## [REQUIRED TASK]
Take every line from the listing below that includes "empfiehlt" and copy it.
# # # # #
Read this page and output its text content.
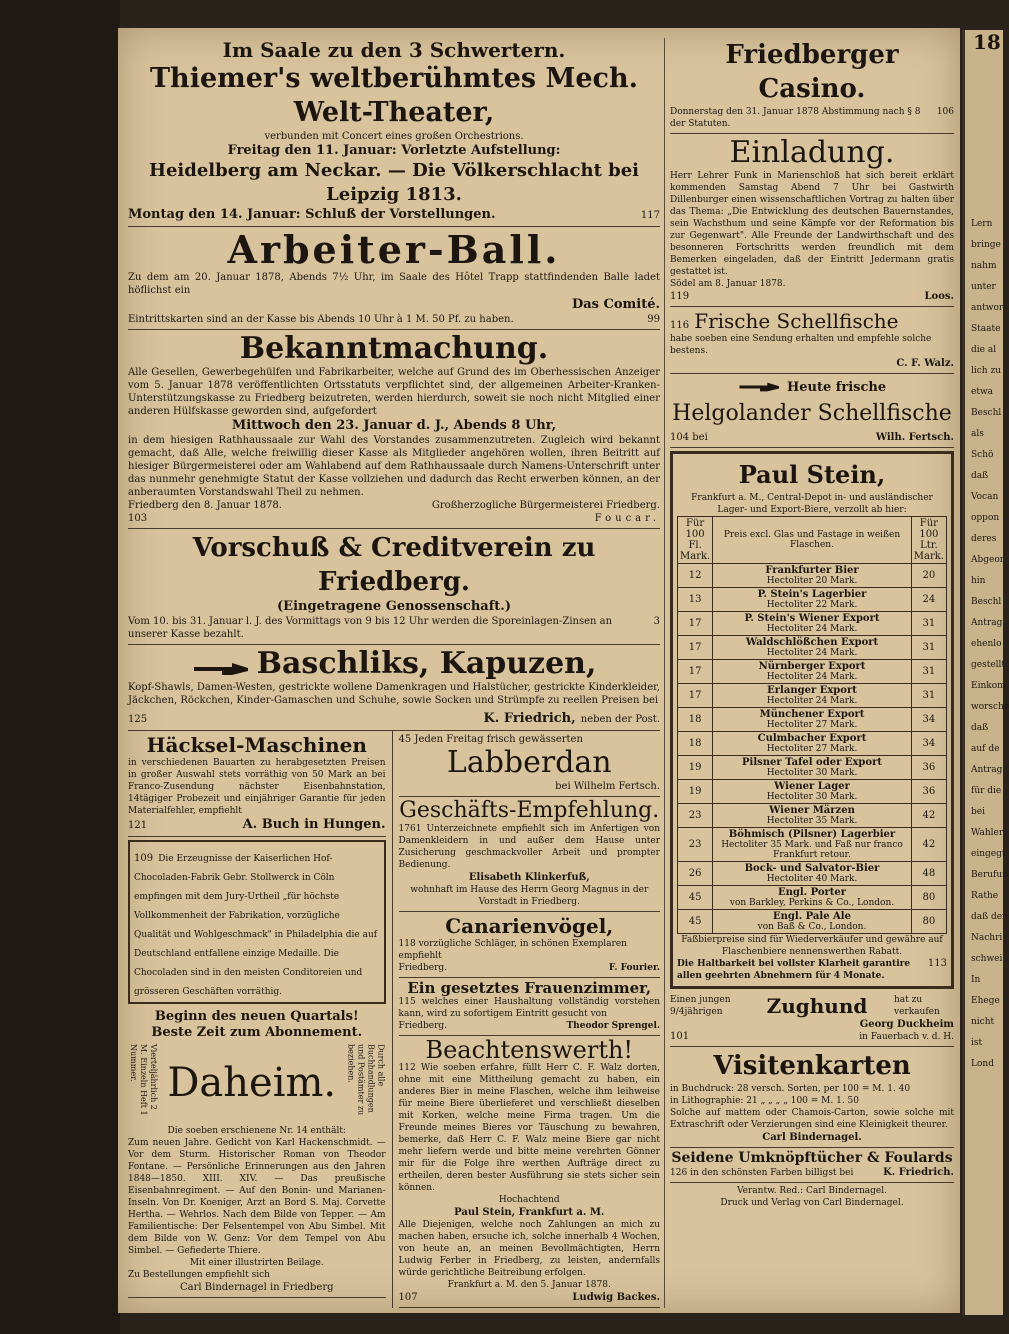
Im Saale zu den 3 Schwertern.
Thiemer's weltberühmtes Mech. Welt-Theater,
verbunden mit Concert eines großen Orchestrions.
Freitag den 11. Januar: Vorletzte Aufstellung:
Heidelberg am Neckar. — Die Völkerschlacht bei Leipzig 1813.
Montag den 14. Januar: Schluß der Vorstellungen.	117
Arbeiter-Ball.
Zu dem am 20. Januar 1878, Abends 7½ Uhr, im Saale des Hôtel Trapp stattfindenden Balle ladet höflichst ein
Das Comité.
Eintrittskarten sind an der Kasse bis Abends 10 Uhr à 1 M. 50 Pf. zu haben.	99
Bekanntmachung.
Alle Gesellen, Gewerbegehülfen und Fabrikarbeiter, welche auf Grund des im Oberhessischen Anzeiger vom 5. Januar 1878 veröffentlichten Ortsstatuts verpflichtet sind, der allgemeinen Arbeiter-Kranken-Unterstützungskasse zu Friedberg beizutreten, werden hierdurch, soweit sie noch nicht Mitglied einer anderen Hülfskasse geworden sind, aufgefordert
Mittwoch den 23. Januar d. J., Abends 8 Uhr,
in dem hiesigen Rathhaussaale zur Wahl des Vorstandes zusammenzutreten. Zugleich wird bekannt gemacht, daß Alle, welche freiwillig dieser Kasse als Mitglieder angehören wollen, ihren Beitritt auf hiesiger Bürgermeisterei oder am Wahlabend auf dem Rathhaussaale durch Namens-Unterschrift unter das nunmehr genehmigte Statut der Kasse vollziehen und dadurch das Recht erwerben können, an der anberaumten Vorstandswahl Theil zu nehmen.
Friedberg den 8. Januar 1878.	Großherzogliche Bürgermeisterei Friedberg.
103	Foucar.
Vorschuß & Creditverein zu Friedberg.
(Eingetragene Genossenschaft.)
Vom 10. bis 31. Januar l. J. des Vormittags von 9 bis 12 Uhr werden die Sporeinlagen-Zinsen an unserer Kasse bezahlt.
3
Baschliks, Kapuzen,
Kopf-Shawls, Damen-Westen, gestrickte wollene Damenkragen und Halstücher, gestrickte Kinderkleider, Jäckchen, Röckchen, Kinder-Gamaschen und Schuhe, sowie Socken und Strümpfe zu reellen Preisen bei
125	K. Friedrich, neben der Post.
Häcksel-Maschinen
in verschiedenen Bauarten zu herabgesetzten Preisen in großer Auswahl stets vorräthig von 50 Mark an bei Franco-Zusendung nächster Eisenbahnstation, 14tägiger Probezeit und einjähriger Garantie für jeden Materialfehler, empfiehlt
121	A. Buch in Hungen.
109 Die Erzeugnisse der Kaiserlichen Hof-Chocoladen-Fabrik Gebr. Stollwerck in Cöln empfingen mit dem Jury-Urtheil „für höchste Vollkommenheit der Fabrikation, vorzügliche Qualität und Wohlgeschmack" in Philadelphia die auf Deutschland entfallene einzige Medaille. Die Chocoladen sind in den meisten Conditoreien und grösseren Geschäften vorräthig.
Beginn des neuen Quartals!
Beste Zeit zum Abonnement.
Vierteljährlich 2 M. Einzeln Heft 1 Nummer. Daheim.	Durch alle Buchhandlungen und Postämter zu beziehen.
Die soeben erschienene Nr. 14 enthält:
Zum neuen Jahre. Gedicht von Karl Hackenschmidt. — Vor dem Sturm. Historischer Roman von Theodor Fontane. — Persönliche Erinnerungen aus den Jahren 1848—1850. XIII. XIV. — Das preußische Eisenbahnregiment. — Auf den Bonin- und Marianen-Inseln. Von Dr. Koeniger, Arzt an Bord S. Maj. Corvette Hertha. — Wehrlos. Nach dem Bilde von Tepper. — Am Familientische: Der Felsentempel von Abu Simbel. Mit dem Bilde von W. Genz: Vor dem Tempel von Abu Simbel. — Gefiederte Thiere.
Mit einer illustrirten Beilage.
Zu Bestellungen empfiehlt sich
Carl Bindernagel in Friedberg
45 Jeden Freitag frisch gewässerten
Labberdan
bei Wilhelm Fertsch.
Geschäfts-Empfehlung.
1761 Unterzeichnete empfiehlt sich im Anfertigen von Damenkleidern in und außer dem Hause unter Zusicherung geschmackvoller Arbeit und prompter Bedienung.
Elisabeth Klinkerfuß,
wohnhaft im Hause des Herrn Georg Magnus in der Vorstadt in Friedberg.
Canarienvögel,
118 vorzügliche Schläger, in schönen Exemplaren empfiehlt
Friedberg.	F. Fourier.
Ein gesetztes Frauenzimmer,
115 welches einer Haushaltung vollständig vorstehen kann, wird zu sofortigem Eintritt gesucht von
Friedberg.	Theodor Sprengel.
Beachtenswerth!
112 Wie soeben erfahre, füllt Herr C. F. Walz dorten, ohne mit eine Mittheilung gemacht zu haben, ein anderes Bier in meine Flaschen, welche ihm leihweise für meine Biere überlieferet und verschließt dieselben mit Korken, welche meine Firma tragen. Um die Freunde meines Bieres vor Täuschung zu bewahren, bemerke, daß Herr C. F. Walz meine Biere gar nicht mehr liefern werde und bitte meine verehrten Gönner mir für die Folge ihre werthen Aufträge direct zu ertheilen, deren bester Ausführung sie stets sicher sein können.
Hochachtend
Paul Stein, Frankfurt a. M.
Alle Diejenigen, welche noch Zahlungen an mich zu machen haben, ersuche ich, solche innerhalb 4 Wochen, von heute an, an meinen Bevollmächtigten, Herrn Ludwig Ferber in Friedberg, zu leisten, andernfalls würde gerichtliche Beitreibung erfolgen.
Frankfurt a. M. den 5. Januar 1878.
107	Ludwig Backes.
Friedberger Casino.
Donnerstag den 31. Januar 1878 Abstimmung nach § 8 der Statuten.
106
Einladung.
Herr Lehrer Funk in Marienschloß hat sich bereit erklärt kommenden Samstag Abend 7 Uhr bei Gastwirth Dillenburger einen wissenschaftlichen Vortrag zu halten über das Thema: „Die Entwicklung des deutschen Bauernstandes, sein Wachsthum und seine Kämpfe vor der Reformation bis zur Gegenwart". Alle Freunde der Landwirthschaft und des besonneren Fortschritts werden freundlich mit dem Bemerken eingeladen, daß der Eintritt Jedermann gratis gestattet ist.
Södel am 8. Januar 1878.
119	Loos.
116 Frische Schellfische
habe soeben eine Sendung erhalten und empfehle solche bestens.
C. F. Walz.
Heute frische
Helgolander Schellfische
104 bei	Wilh. Fertsch.
Paul Stein,
Frankfurt a. M., Central-Depot in- und ausländischer Lager- und Export-Biere, verzollt ab hier:
Für 100 Fl.
Mark.	Preis excl. Glas und Fastage in weißen Flaschen.	Für 100 Ltr.
Mark.
12	Frankfurter Bier
Hectoliter 20 Mark.	20
13	P. Stein's Lagerbier
Hectoliter 22 Mark.	24
17	P. Stein's Wiener Export
Hectoliter 24 Mark.	31
17	Waldschlößchen Export
Hectoliter 24 Mark.	31
17	Nürnberger Export
Hectoliter 24 Mark.	31
17	Erlanger Export
Hectoliter 24 Mark.	31
18	Münchener Export
Hectoliter 27 Mark.	34
18	Culmbacher Export
Hectoliter 27 Mark.	34
19	Pilsner Tafel oder Export
Hectoliter 30 Mark.	36
19	Wiener Lager
Hectoliter 30 Mark.	36
23	Wiener Märzen
Hectoliter 35 Mark.	42
23	Böhmisch (Pilsner) Lagerbier
Hectoliter 35 Mark. und Faß nur franco Frankfurt retour.	42
26	Bock- und Salvator-Bier
Hectoliter 40 Mark.	48
45	Engl. Porter
von Barkley, Perkins & Co., London.	80
45	Engl. Pale Ale
von Baß & Co., London.	80
Faßbierpreise sind für Wiederverkäufer und gewähre auf Flaschenbiere nennenswerthen Rabatt.
Die Haltbarkeit bei vollster Klarheit garantire allen geehrten Abnehmern für 4 Monate.
113
Einen jungen 9/4jährigen	Zughund	hat zu verkaufen
Georg Duckheim
101	in Fauerbach v. d. H.
Visitenkarten
in Buchdruck: 28 versch. Sorten, per 100 = M. 1. 40
in Lithographie: 21 „ „ „ „ 100 = M. 1. 50
Solche auf mattem oder Chamois-Carton, sowie solche mit Extraschrift oder Verzierungen sind eine Kleinigkeit theurer.
Carl Bindernagel.
Seidene Umknöpftücher & Foulards
126 in den schönsten Farben billigst bei	K. Friedrich.
Verantw. Red.: Carl Bindernagel.
Druck und Verlag von Carl Bindernagel.
18
Lern
bringe
nahm
unter
antwor
Staate
die al
lich zu
etwa
Beschl
als
Schö
daß
Vocan
oppon
deres
Abgeor
hin
Beschl
Antrag
ehenlo
gestellt
Einkom
worsche
daß
auf de
Antrag
für die
bei
Wahler
eingegt
Berufun
Rathe
daß der
Nachri
schwei
In
Ehege
nicht
ist
Lond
# # # # #
## [FULL SOLUTION]
in verschiedenen Bauarten zu herabgesetzten Preisen in großer Auswahl stets vorräthig von 50 Mark an bei Franco-Zusendung nächster Eisenbahnstation, 14tägiger Probezeit und einjähriger Garantie für jeden Materialfehler, empfiehlt
Zu Bestellungen empfiehlt sich
1761 Unterzeichnete empfiehlt sich im Anfertigen von Damenkleidern in und außer dem Hause unter Zusicherung geschmackvoller Arbeit und prompter Bedienung.
118 vorzügliche Schläger, in schönen Exemplaren empfiehlt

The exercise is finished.